--- STATED PROBLEM ---
The exercise asks you to copy every line below in which "this" appears.

[Entries from a visual dataset]
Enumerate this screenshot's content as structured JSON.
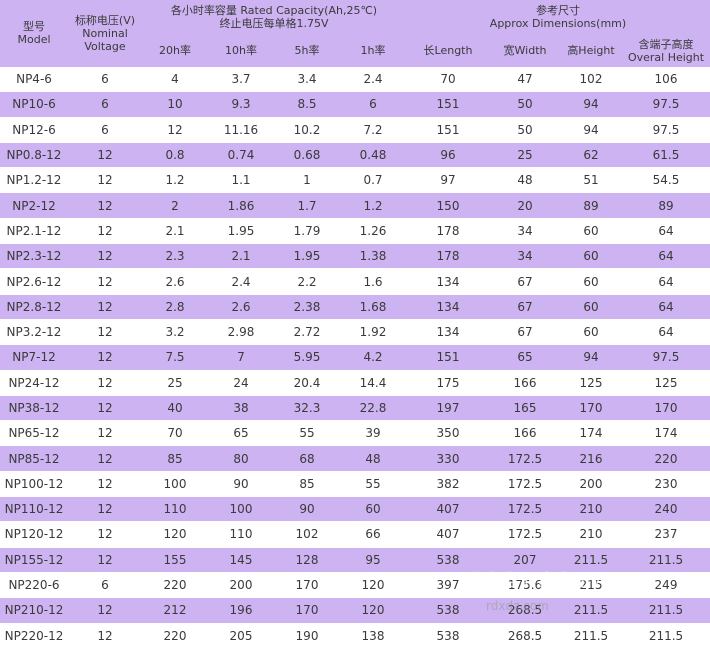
{
  "header": {
    "model_cn": "型号",
    "model_en": "Model",
    "voltage_cn": "标称电压(V)",
    "voltage_en_1": "Nominal",
    "voltage_en_2": "Voltage",
    "capacity_title_1": "各小时率容量 Rated Capacity(Ah,25℃)",
    "capacity_title_2": "终止电压每单格1.75V",
    "rate_20h": "20h率",
    "rate_10h": "10h率",
    "rate_5h": "5h率",
    "rate_1h": "1h率",
    "dims_cn": "参考尺寸",
    "dims_en": "Approx Dimensions(mm)",
    "length": "长Length",
    "width": "宽Width",
    "height": "高Height",
    "overall_cn": "含端子高度",
    "overall_en": "Overal Height"
  },
  "rows": [
    [
      "NP4-6",
      "6",
      "4",
      "3.7",
      "3.4",
      "2.4",
      "70",
      "47",
      "102",
      "106"
    ],
    [
      "NP10-6",
      "6",
      "10",
      "9.3",
      "8.5",
      "6",
      "151",
      "50",
      "94",
      "97.5"
    ],
    [
      "NP12-6",
      "6",
      "12",
      "11.16",
      "10.2",
      "7.2",
      "151",
      "50",
      "94",
      "97.5"
    ],
    [
      "NP0.8-12",
      "12",
      "0.8",
      "0.74",
      "0.68",
      "0.48",
      "96",
      "25",
      "62",
      "61.5"
    ],
    [
      "NP1.2-12",
      "12",
      "1.2",
      "1.1",
      "1",
      "0.7",
      "97",
      "48",
      "51",
      "54.5"
    ],
    [
      "NP2-12",
      "12",
      "2",
      "1.86",
      "1.7",
      "1.2",
      "150",
      "20",
      "89",
      "89"
    ],
    [
      "NP2.1-12",
      "12",
      "2.1",
      "1.95",
      "1.79",
      "1.26",
      "178",
      "34",
      "60",
      "64"
    ],
    [
      "NP2.3-12",
      "12",
      "2.3",
      "2.1",
      "1.95",
      "1.38",
      "178",
      "34",
      "60",
      "64"
    ],
    [
      "NP2.6-12",
      "12",
      "2.6",
      "2.4",
      "2.2",
      "1.6",
      "134",
      "67",
      "60",
      "64"
    ],
    [
      "NP2.8-12",
      "12",
      "2.8",
      "2.6",
      "2.38",
      "1.68",
      "134",
      "67",
      "60",
      "64"
    ],
    [
      "NP3.2-12",
      "12",
      "3.2",
      "2.98",
      "2.72",
      "1.92",
      "134",
      "67",
      "60",
      "64"
    ],
    [
      "NP7-12",
      "12",
      "7.5",
      "7",
      "5.95",
      "4.2",
      "151",
      "65",
      "94",
      "97.5"
    ],
    [
      "NP24-12",
      "12",
      "25",
      "24",
      "20.4",
      "14.4",
      "175",
      "166",
      "125",
      "125"
    ],
    [
      "NP38-12",
      "12",
      "40",
      "38",
      "32.3",
      "22.8",
      "197",
      "165",
      "170",
      "170"
    ],
    [
      "NP65-12",
      "12",
      "70",
      "65",
      "55",
      "39",
      "350",
      "166",
      "174",
      "174"
    ],
    [
      "NP85-12",
      "12",
      "85",
      "80",
      "68",
      "48",
      "330",
      "172.5",
      "216",
      "220"
    ],
    [
      "NP100-12",
      "12",
      "100",
      "90",
      "85",
      "55",
      "382",
      "172.5",
      "200",
      "230"
    ],
    [
      "NP110-12",
      "12",
      "110",
      "100",
      "90",
      "60",
      "407",
      "172.5",
      "210",
      "240"
    ],
    [
      "NP120-12",
      "12",
      "120",
      "110",
      "102",
      "66",
      "407",
      "172.5",
      "210",
      "237"
    ],
    [
      "NP155-12",
      "12",
      "155",
      "145",
      "128",
      "95",
      "538",
      "207",
      "211.5",
      "211.5"
    ],
    [
      "NP220-6",
      "6",
      "220",
      "200",
      "170",
      "120",
      "397",
      "175.6",
      "215",
      "249"
    ],
    [
      "NP210-12",
      "12",
      "212",
      "196",
      "170",
      "120",
      "538",
      "268.5",
      "211.5",
      "211.5"
    ],
    [
      "NP220-12",
      "12",
      "220",
      "205",
      "190",
      "138",
      "538",
      "268.5",
      "211.5",
      "211.5"
    ]
  ],
  "watermark": "北京容鼎鑫电子7",
  "watermark_url": "rdxdz.com",
  "colors": {
    "stripe": "#cdb3f1",
    "background": "#ffffff",
    "text": "#3a3a3a"
  }
}
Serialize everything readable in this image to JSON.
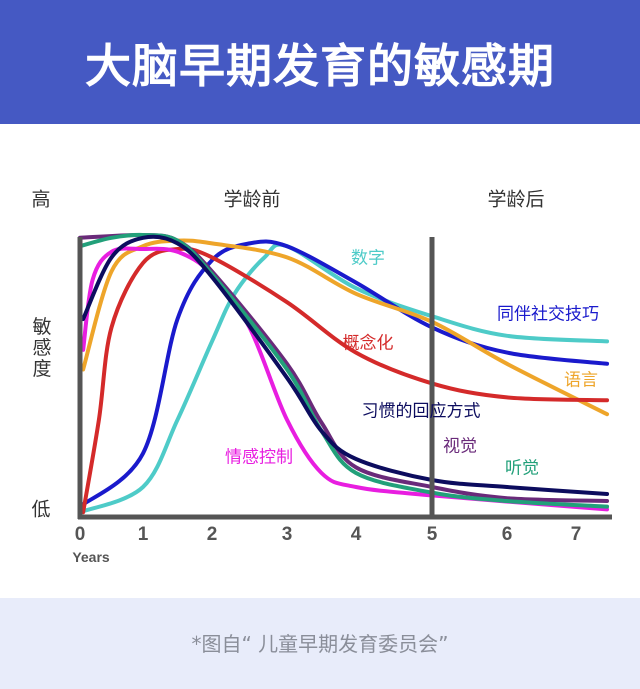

--- COMPLETED EXERCISE ---
Enumerate this screenshot's content as structured JSON.
Serialize everything readable in this image to JSON.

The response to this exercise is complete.